Stated goal: Copy out each line of the material below that holds the string "type".

--- Begin ---

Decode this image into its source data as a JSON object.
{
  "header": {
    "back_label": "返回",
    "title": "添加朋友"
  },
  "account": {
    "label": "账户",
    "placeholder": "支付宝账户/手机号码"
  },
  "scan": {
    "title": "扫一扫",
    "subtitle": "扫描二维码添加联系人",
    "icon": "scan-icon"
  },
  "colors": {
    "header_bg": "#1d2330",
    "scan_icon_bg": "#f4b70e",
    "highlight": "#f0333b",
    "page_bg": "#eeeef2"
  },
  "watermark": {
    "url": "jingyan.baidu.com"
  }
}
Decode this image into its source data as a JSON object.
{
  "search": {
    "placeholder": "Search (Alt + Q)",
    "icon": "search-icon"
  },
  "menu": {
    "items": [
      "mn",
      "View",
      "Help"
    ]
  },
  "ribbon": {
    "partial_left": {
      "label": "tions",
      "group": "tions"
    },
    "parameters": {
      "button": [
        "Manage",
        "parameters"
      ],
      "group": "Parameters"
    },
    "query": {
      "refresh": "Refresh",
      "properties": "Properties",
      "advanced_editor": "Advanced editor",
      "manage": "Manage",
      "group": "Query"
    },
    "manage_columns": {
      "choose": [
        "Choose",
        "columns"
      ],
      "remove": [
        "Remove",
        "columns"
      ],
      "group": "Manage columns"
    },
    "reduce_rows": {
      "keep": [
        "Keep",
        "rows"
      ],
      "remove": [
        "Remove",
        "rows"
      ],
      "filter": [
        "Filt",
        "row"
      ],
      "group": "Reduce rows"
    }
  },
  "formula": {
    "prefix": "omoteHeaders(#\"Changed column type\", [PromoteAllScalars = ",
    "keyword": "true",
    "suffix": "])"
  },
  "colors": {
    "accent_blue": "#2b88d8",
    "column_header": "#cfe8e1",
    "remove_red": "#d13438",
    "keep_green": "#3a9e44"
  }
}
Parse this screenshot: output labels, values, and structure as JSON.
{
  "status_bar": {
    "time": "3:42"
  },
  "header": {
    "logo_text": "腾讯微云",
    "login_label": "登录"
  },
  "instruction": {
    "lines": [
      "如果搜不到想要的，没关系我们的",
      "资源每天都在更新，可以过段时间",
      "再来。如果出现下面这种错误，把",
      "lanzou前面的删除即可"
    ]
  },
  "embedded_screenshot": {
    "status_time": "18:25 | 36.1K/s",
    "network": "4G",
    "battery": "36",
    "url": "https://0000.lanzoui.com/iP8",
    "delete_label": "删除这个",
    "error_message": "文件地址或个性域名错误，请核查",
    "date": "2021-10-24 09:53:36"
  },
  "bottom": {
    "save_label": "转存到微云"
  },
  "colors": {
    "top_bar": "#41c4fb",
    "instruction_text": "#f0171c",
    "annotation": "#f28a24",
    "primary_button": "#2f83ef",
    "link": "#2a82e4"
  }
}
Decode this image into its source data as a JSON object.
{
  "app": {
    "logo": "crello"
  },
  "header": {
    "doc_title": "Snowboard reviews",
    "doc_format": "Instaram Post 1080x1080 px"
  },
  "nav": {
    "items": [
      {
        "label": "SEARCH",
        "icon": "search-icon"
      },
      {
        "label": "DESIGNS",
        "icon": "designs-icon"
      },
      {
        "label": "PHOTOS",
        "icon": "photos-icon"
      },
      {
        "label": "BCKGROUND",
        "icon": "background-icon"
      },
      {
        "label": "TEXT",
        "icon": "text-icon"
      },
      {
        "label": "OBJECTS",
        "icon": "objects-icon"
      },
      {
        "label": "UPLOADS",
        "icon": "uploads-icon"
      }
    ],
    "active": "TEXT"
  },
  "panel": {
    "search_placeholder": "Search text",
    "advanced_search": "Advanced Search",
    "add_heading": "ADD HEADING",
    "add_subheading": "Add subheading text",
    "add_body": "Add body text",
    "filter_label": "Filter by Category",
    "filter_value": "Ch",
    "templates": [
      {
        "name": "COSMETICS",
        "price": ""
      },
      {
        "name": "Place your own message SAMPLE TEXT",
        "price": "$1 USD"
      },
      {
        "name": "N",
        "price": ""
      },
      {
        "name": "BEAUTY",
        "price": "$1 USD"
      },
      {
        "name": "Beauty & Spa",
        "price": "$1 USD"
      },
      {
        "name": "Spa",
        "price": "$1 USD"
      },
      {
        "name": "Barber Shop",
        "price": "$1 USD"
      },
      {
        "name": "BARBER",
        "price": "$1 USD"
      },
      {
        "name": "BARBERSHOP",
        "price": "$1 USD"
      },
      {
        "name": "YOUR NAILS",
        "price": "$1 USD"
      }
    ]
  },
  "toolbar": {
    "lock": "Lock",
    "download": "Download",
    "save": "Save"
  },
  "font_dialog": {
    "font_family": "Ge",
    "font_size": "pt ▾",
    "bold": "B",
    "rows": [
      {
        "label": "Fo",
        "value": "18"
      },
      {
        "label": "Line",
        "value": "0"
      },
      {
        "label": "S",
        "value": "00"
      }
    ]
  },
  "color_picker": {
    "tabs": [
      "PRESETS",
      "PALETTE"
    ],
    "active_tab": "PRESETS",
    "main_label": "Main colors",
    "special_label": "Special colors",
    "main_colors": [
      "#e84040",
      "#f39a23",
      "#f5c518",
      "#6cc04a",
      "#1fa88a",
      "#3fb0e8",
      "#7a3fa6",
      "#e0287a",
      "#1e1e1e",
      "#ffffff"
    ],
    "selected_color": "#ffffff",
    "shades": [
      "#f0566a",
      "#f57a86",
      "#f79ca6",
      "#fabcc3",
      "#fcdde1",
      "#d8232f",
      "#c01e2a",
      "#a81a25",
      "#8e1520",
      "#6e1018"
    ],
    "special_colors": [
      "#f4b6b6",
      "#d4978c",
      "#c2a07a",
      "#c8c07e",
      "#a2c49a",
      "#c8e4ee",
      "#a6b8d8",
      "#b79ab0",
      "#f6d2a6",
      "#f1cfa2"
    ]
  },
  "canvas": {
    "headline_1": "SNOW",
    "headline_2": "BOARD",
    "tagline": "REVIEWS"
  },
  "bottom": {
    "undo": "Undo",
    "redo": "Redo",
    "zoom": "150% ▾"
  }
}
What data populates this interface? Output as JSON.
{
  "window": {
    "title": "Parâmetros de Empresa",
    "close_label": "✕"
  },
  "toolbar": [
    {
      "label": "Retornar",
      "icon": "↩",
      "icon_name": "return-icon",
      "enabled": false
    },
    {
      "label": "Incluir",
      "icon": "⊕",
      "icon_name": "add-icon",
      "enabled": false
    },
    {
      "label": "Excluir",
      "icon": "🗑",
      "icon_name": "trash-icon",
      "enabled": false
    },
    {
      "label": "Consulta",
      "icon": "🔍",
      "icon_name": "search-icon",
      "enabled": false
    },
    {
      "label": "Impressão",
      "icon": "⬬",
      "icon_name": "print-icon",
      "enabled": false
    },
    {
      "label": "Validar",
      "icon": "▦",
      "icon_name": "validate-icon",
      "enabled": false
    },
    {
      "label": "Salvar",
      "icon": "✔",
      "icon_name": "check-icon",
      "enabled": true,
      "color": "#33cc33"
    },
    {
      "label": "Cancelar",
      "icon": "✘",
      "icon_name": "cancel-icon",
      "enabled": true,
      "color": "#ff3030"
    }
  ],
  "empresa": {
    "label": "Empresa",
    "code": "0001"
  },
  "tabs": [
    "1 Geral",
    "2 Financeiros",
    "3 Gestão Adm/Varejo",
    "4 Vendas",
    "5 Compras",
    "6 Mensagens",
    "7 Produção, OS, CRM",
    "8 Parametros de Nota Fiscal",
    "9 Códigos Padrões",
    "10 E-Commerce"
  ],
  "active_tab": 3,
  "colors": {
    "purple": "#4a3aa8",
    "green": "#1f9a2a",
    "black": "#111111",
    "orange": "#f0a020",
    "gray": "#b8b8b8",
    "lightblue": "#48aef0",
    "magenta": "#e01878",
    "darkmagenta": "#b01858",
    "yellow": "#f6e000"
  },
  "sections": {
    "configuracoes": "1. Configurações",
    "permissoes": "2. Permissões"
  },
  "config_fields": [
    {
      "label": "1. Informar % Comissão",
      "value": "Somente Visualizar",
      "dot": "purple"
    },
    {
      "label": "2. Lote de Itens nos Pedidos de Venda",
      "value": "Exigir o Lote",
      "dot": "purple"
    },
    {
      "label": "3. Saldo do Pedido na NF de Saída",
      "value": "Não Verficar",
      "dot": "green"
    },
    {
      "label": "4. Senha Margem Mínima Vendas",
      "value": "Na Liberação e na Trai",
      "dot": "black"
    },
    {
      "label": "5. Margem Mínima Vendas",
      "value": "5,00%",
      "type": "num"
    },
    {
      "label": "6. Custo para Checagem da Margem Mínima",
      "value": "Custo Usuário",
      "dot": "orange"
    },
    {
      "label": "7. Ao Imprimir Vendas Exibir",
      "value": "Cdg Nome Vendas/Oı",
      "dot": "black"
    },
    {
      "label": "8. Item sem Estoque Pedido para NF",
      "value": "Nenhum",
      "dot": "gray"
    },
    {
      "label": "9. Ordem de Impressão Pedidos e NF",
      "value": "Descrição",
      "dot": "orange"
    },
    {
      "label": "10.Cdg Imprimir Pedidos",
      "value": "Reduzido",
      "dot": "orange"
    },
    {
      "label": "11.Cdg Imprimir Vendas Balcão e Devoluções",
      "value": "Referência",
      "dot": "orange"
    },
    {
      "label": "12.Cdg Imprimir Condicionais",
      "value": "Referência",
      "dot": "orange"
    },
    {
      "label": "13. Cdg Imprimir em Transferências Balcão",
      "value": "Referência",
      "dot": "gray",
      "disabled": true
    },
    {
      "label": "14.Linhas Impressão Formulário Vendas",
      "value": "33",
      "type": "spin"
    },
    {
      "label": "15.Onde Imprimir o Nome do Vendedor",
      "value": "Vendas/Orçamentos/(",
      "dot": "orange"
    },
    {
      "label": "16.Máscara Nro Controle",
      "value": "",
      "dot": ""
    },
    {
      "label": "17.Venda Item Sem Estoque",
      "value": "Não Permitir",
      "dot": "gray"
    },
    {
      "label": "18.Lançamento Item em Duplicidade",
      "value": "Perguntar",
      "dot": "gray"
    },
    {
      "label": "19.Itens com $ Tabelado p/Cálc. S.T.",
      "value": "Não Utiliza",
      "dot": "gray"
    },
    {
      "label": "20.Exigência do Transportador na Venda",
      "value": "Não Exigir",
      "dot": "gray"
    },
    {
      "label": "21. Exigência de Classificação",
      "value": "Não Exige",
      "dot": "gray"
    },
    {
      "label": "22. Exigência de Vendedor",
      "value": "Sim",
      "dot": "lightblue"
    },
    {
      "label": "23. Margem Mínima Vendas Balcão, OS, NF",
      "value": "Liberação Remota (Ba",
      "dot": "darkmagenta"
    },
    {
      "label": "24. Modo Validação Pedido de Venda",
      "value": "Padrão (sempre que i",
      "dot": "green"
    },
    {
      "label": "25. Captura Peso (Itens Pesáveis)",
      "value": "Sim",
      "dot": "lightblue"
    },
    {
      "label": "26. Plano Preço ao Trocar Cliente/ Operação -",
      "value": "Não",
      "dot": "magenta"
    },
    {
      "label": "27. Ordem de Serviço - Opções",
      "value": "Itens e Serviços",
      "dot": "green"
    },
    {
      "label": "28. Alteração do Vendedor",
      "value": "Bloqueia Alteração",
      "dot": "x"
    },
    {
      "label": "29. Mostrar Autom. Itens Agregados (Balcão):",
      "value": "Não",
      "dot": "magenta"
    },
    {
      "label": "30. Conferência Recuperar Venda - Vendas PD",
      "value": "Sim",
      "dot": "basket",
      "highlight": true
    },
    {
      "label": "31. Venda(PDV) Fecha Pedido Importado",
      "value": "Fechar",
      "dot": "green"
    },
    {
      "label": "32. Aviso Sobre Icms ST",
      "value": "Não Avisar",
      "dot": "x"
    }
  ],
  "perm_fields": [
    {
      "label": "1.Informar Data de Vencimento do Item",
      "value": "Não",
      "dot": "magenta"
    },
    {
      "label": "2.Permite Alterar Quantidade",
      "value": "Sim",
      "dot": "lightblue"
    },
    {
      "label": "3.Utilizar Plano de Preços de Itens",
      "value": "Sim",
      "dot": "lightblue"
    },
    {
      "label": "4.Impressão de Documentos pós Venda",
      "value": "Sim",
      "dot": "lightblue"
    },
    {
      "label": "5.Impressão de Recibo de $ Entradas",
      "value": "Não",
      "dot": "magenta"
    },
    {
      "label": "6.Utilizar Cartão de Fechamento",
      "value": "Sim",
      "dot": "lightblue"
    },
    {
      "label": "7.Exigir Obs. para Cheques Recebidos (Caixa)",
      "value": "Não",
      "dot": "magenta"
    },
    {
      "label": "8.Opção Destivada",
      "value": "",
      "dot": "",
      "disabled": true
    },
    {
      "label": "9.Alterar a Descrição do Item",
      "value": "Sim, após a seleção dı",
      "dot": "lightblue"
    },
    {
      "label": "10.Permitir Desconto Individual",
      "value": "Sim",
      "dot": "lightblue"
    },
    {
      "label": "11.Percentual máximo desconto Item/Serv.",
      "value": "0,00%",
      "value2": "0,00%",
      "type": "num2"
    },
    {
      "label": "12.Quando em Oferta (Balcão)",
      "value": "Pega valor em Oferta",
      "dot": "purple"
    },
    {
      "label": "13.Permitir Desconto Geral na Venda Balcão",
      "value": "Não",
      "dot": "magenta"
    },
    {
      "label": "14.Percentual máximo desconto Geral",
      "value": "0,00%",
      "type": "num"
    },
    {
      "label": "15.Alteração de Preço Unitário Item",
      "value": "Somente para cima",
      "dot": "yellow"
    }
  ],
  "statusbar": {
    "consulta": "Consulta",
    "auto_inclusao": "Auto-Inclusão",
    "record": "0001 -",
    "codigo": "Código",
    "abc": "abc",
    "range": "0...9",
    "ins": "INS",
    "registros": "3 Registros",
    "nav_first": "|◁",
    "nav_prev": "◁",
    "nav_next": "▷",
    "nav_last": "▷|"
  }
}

--- End ---

Written response:
    "prefix": "omoteHeaders(#\"Changed column type\", [PromoteAllScalars = ",
      "type": "num"
      "type": "spin"
      "type": "num2"
      "type": "num"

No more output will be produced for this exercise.